Do this:
Make an exact copy of each entry, leaving out every picture.

Records for this exercise:
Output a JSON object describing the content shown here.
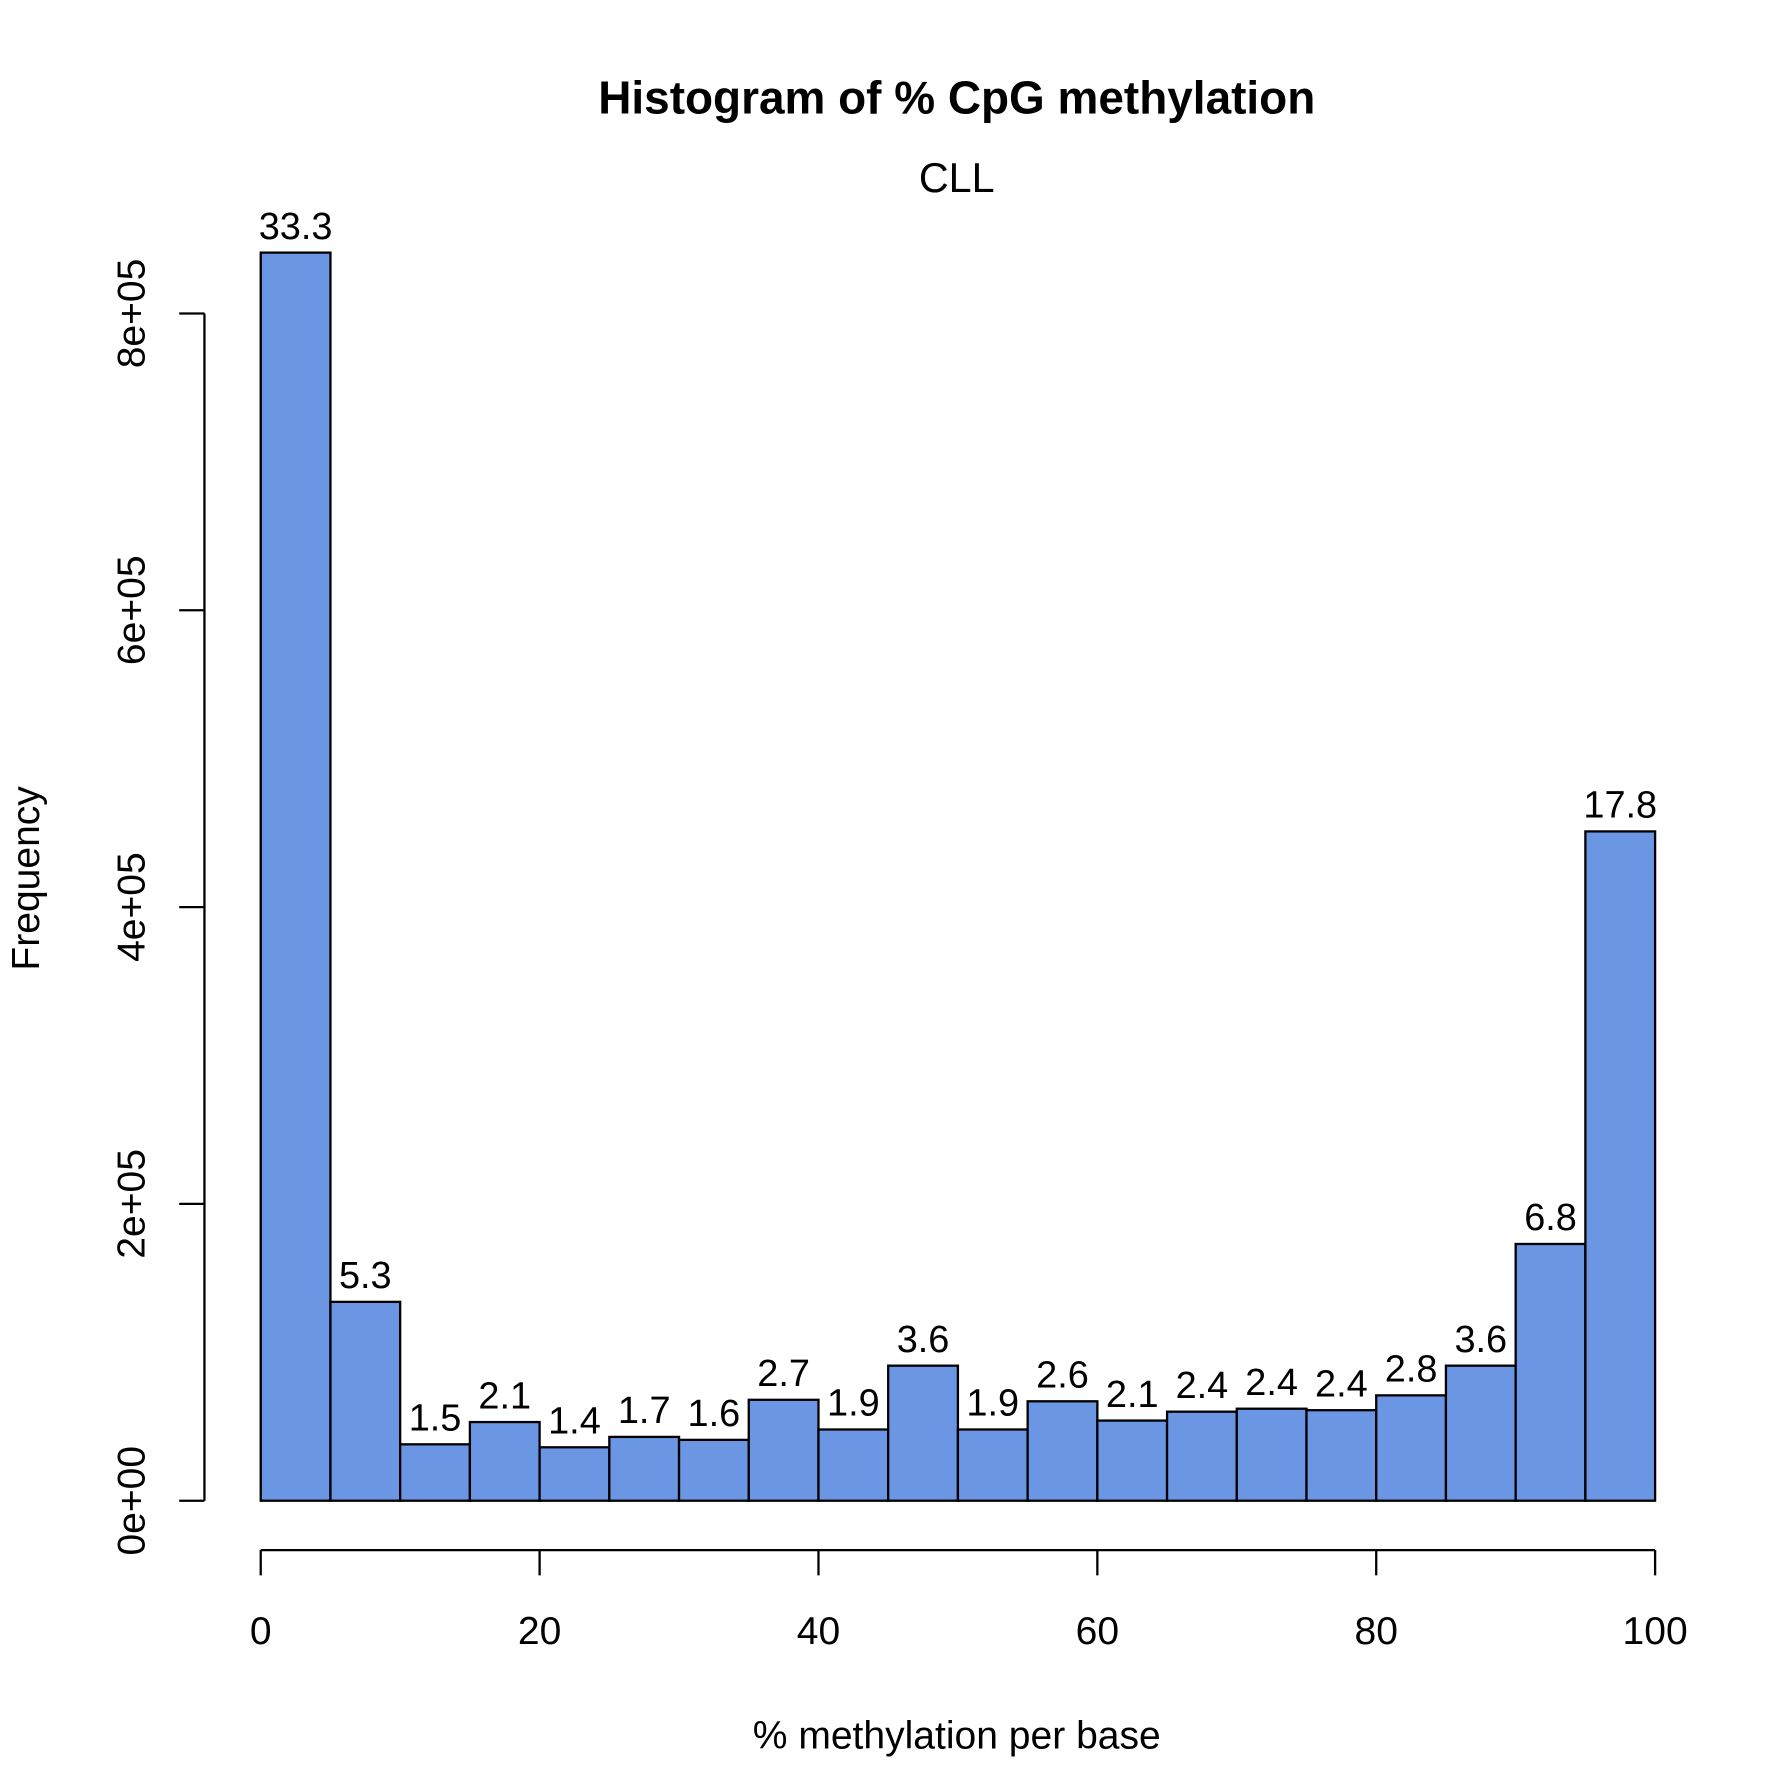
{
  "chart_data": {
    "type": "bar",
    "title": "Histogram of % CpG methylation",
    "subtitle": "CLL",
    "xlabel": "% methylation per base",
    "ylabel": "Frequency",
    "xlim": [
      0,
      100
    ],
    "ylim": [
      0,
      800000
    ],
    "x_ticks": [
      0,
      20,
      40,
      60,
      80,
      100
    ],
    "x_tick_labels": [
      "0",
      "20",
      "40",
      "60",
      "80",
      "100"
    ],
    "y_ticks": [
      0,
      200000,
      400000,
      600000,
      800000
    ],
    "y_tick_labels": [
      "0e+00",
      "2e+05",
      "4e+05",
      "6e+05",
      "8e+05"
    ],
    "bin_edges": [
      0,
      5,
      10,
      15,
      20,
      25,
      30,
      35,
      40,
      45,
      50,
      55,
      60,
      65,
      70,
      75,
      80,
      85,
      90,
      95,
      100
    ],
    "values": [
      841000,
      134000,
      38000,
      53000,
      36000,
      43000,
      41000,
      68000,
      48000,
      91000,
      48000,
      67000,
      54000,
      60000,
      62000,
      61000,
      71000,
      91000,
      173000,
      451000
    ],
    "bar_labels": [
      "33.3",
      "5.3",
      "1.5",
      "2.1",
      "1.4",
      "1.7",
      "1.6",
      "2.7",
      "1.9",
      "3.6",
      "1.9",
      "2.6",
      "2.1",
      "2.4",
      "2.4",
      "2.4",
      "2.8",
      "3.6",
      "6.8",
      "17.8"
    ],
    "bar_color": "#6b96e4",
    "grid": false
  }
}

Correct response:
Output a JSON object describing the content shown here.
{
  "chart_data": {
    "type": "bar",
    "title": "Histogram of % CpG methylation",
    "subtitle": "CLL",
    "xlabel": "% methylation per base",
    "ylabel": "Frequency",
    "xlim": [
      0,
      100
    ],
    "ylim": [
      0,
      800000
    ],
    "x_ticks": [
      0,
      20,
      40,
      60,
      80,
      100
    ],
    "x_tick_labels": [
      "0",
      "20",
      "40",
      "60",
      "80",
      "100"
    ],
    "y_ticks": [
      0,
      200000,
      400000,
      600000,
      800000
    ],
    "y_tick_labels": [
      "0e+00",
      "2e+05",
      "4e+05",
      "6e+05",
      "8e+05"
    ],
    "bin_edges": [
      0,
      5,
      10,
      15,
      20,
      25,
      30,
      35,
      40,
      45,
      50,
      55,
      60,
      65,
      70,
      75,
      80,
      85,
      90,
      95,
      100
    ],
    "values": [
      841000,
      134000,
      38000,
      53000,
      36000,
      43000,
      41000,
      68000,
      48000,
      91000,
      48000,
      67000,
      54000,
      60000,
      62000,
      61000,
      71000,
      91000,
      173000,
      451000
    ],
    "bar_labels": [
      "33.3",
      "5.3",
      "1.5",
      "2.1",
      "1.4",
      "1.7",
      "1.6",
      "2.7",
      "1.9",
      "3.6",
      "1.9",
      "2.6",
      "2.1",
      "2.4",
      "2.4",
      "2.4",
      "2.8",
      "3.6",
      "6.8",
      "17.8"
    ],
    "bar_color": "#6b96e4",
    "grid": false
  }
}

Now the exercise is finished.